→ EXCERPTED TEXT
▬▬▬
Published on Tuesday, January 23, 2007

Frequent flyers miles: going the way of the Dodo

United Airlines' decision to cancel some frequent flyer accounts may be just the start of airlines eliminating the popular practice, industry observers say.

The Illinois-based airline has 495 million miles of such offerings but announced that at the end of the year it will cancel the Mileage Plus accounts of travelers who haven’t flown on United Redeemed Miles or used their Mileage Plus Visa credit cards during the past 18 months.

United used to let frequent-flier accounts lay dormant for three years before dumping them, which was the previous industry standard, according to news reports.

Cost-cutting is the obvious objective.

US Airways says it will also close mileage accounts that have been inactive for 18 months, as of the end of this month.

Southwest Airlines cancels any freebies that fliers do not use within 24 months. Holdouts like American Airlines are expected to take similar measures, experts say.
▬▬▬
→ GIVEN RECORDS

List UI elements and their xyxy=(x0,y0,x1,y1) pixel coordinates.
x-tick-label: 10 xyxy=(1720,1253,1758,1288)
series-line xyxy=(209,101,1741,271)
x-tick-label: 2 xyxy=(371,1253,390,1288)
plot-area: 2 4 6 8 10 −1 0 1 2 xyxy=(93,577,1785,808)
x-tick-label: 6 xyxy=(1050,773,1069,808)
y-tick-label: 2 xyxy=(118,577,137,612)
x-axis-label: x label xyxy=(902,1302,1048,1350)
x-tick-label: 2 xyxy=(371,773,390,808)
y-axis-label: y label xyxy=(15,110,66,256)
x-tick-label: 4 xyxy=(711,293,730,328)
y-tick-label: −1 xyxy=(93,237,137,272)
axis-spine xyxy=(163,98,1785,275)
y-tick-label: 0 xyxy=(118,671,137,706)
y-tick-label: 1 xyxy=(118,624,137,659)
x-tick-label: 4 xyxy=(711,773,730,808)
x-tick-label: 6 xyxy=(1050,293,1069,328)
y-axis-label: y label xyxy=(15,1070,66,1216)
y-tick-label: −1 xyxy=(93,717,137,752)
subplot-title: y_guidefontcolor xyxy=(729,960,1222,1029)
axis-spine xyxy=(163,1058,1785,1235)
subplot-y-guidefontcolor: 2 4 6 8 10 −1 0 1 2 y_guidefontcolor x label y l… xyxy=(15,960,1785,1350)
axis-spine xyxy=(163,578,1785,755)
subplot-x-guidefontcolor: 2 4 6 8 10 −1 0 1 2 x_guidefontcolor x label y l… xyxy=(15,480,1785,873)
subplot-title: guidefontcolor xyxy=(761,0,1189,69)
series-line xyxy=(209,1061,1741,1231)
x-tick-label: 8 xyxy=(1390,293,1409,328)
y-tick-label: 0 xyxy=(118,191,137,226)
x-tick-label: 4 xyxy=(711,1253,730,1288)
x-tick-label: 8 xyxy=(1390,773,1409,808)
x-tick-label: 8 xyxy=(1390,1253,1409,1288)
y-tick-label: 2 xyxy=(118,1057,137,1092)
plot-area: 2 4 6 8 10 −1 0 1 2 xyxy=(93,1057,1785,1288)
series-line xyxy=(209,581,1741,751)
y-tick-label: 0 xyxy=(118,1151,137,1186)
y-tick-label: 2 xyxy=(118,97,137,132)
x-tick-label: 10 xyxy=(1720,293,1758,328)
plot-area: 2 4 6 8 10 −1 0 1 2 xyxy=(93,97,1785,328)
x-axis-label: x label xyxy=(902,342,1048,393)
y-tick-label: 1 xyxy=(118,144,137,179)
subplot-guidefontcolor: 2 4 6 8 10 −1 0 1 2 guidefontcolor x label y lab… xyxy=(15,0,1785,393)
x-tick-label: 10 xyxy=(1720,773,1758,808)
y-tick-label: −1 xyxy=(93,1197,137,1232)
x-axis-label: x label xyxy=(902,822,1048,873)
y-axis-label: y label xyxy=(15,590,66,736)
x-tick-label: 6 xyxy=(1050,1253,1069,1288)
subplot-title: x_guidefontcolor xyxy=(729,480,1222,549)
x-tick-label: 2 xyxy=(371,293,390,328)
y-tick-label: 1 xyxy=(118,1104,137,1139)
▬▬▬
→ ACTIONS TO TAKE
[1] Translate this sentence from the frequent-flyer article into Spanish: "US Airways says it will also close mileage accounts that have been inactive for 18 months, as of the end of this month."
[2] Reproduce the frequent-flyer article verbatim, starting at the words "Frequent flyers miles: going" and ending after "to news reports.".
The records play no part in the tasks that follow and can be set aside.

→ LIST OF SOLUTIONS
[1] US Airways afirma que también cerrará las cuentas de millaje que hayan estado inactivas durante 18 meses, a partir de finales de este mes.

[2]
Frequent flyers miles: going the way of the Dodo

United Airlines' decision to cancel some frequent flyer accounts may be just the start of airlines eliminating the popular practice, industry observers say.

The Illinois-based airline has 495 million miles of such offerings but announced that at the end of the year it will cancel the Mileage Plus accounts of travelers who haven’t flown on United Redeemed Miles or used their Mileage Plus Visa credit cards during the past 18 months.

United used to let frequent-flier accounts lay dormant for three years before dumping them, which was the previous industry standard, according to news reports.